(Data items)
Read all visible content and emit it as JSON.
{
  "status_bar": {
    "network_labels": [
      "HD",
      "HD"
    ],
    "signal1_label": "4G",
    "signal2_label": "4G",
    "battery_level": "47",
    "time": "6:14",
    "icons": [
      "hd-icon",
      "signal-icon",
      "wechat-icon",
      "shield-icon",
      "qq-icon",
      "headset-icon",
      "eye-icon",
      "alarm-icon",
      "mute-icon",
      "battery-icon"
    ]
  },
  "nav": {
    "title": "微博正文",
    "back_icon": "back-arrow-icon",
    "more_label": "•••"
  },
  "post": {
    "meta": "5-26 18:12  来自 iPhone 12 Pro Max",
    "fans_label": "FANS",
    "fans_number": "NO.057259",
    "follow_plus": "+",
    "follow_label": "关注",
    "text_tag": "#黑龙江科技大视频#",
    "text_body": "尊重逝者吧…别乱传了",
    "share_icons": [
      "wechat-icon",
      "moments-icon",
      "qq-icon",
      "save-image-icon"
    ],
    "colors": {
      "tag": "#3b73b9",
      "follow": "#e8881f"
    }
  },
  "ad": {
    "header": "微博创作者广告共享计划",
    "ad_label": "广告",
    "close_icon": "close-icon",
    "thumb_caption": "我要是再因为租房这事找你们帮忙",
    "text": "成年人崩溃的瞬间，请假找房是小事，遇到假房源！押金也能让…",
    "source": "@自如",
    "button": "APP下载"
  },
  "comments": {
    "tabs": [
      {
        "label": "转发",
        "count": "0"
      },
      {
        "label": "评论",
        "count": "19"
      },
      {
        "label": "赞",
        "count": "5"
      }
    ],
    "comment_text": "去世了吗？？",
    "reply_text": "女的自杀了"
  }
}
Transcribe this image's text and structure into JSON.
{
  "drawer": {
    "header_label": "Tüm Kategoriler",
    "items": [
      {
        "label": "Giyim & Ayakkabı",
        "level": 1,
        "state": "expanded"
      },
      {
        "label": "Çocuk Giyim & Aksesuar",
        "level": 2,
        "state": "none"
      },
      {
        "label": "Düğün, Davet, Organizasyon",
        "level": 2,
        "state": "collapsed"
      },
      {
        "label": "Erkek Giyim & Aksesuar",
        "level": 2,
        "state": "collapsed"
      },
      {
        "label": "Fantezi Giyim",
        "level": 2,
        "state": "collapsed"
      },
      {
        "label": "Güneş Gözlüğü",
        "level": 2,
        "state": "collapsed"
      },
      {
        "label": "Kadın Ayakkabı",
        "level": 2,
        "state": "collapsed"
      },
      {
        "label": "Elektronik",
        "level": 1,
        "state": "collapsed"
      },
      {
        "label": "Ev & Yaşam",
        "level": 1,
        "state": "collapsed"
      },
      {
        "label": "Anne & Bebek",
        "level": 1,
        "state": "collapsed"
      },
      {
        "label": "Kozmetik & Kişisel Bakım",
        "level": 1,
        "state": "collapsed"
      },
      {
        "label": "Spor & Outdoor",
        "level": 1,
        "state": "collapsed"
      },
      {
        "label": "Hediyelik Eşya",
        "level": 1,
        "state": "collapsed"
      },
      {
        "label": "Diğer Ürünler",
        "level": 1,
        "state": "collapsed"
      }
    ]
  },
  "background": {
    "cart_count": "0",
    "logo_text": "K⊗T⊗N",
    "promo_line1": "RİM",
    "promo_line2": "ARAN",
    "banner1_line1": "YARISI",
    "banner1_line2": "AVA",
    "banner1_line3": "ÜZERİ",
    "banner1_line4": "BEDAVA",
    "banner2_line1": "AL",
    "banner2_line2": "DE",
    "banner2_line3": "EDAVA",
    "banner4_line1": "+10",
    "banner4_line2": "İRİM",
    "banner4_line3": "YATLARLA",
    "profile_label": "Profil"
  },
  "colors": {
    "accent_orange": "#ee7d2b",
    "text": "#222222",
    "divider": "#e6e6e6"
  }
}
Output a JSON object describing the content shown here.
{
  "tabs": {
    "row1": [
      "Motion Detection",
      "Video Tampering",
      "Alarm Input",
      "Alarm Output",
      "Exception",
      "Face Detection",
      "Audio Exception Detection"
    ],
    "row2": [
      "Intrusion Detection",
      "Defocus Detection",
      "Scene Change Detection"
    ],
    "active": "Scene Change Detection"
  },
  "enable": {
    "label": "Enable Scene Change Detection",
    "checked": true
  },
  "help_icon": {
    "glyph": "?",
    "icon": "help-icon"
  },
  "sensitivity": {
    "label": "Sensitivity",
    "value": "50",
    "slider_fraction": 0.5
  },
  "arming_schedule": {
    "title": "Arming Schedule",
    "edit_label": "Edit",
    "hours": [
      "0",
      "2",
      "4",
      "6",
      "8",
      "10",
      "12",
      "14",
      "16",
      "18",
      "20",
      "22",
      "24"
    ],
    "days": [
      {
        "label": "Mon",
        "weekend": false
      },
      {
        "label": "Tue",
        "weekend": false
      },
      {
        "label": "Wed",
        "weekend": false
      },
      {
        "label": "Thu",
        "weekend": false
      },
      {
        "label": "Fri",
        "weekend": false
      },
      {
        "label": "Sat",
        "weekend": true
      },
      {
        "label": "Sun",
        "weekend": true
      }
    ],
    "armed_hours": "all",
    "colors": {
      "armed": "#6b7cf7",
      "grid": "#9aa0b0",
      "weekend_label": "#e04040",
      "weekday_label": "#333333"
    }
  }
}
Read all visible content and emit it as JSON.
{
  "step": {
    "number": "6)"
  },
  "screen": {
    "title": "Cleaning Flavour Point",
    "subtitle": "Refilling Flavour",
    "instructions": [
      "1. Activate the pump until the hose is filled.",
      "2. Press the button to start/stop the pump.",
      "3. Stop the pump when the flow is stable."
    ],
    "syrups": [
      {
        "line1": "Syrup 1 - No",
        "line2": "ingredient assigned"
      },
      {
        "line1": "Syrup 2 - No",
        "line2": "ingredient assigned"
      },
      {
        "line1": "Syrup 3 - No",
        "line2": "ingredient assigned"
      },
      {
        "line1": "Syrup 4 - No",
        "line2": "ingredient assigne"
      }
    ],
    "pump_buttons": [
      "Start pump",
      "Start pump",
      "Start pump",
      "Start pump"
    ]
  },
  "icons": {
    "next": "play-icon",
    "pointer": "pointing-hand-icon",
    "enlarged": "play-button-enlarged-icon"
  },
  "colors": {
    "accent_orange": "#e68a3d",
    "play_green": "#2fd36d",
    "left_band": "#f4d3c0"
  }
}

* Task objective: From the data, pick out every line that includes "Aksesuar".

* Result of this exercise:
        "label": "Çocuk Giyim & Aksesuar",
        "label": "Erkek Giyim & Aksesuar",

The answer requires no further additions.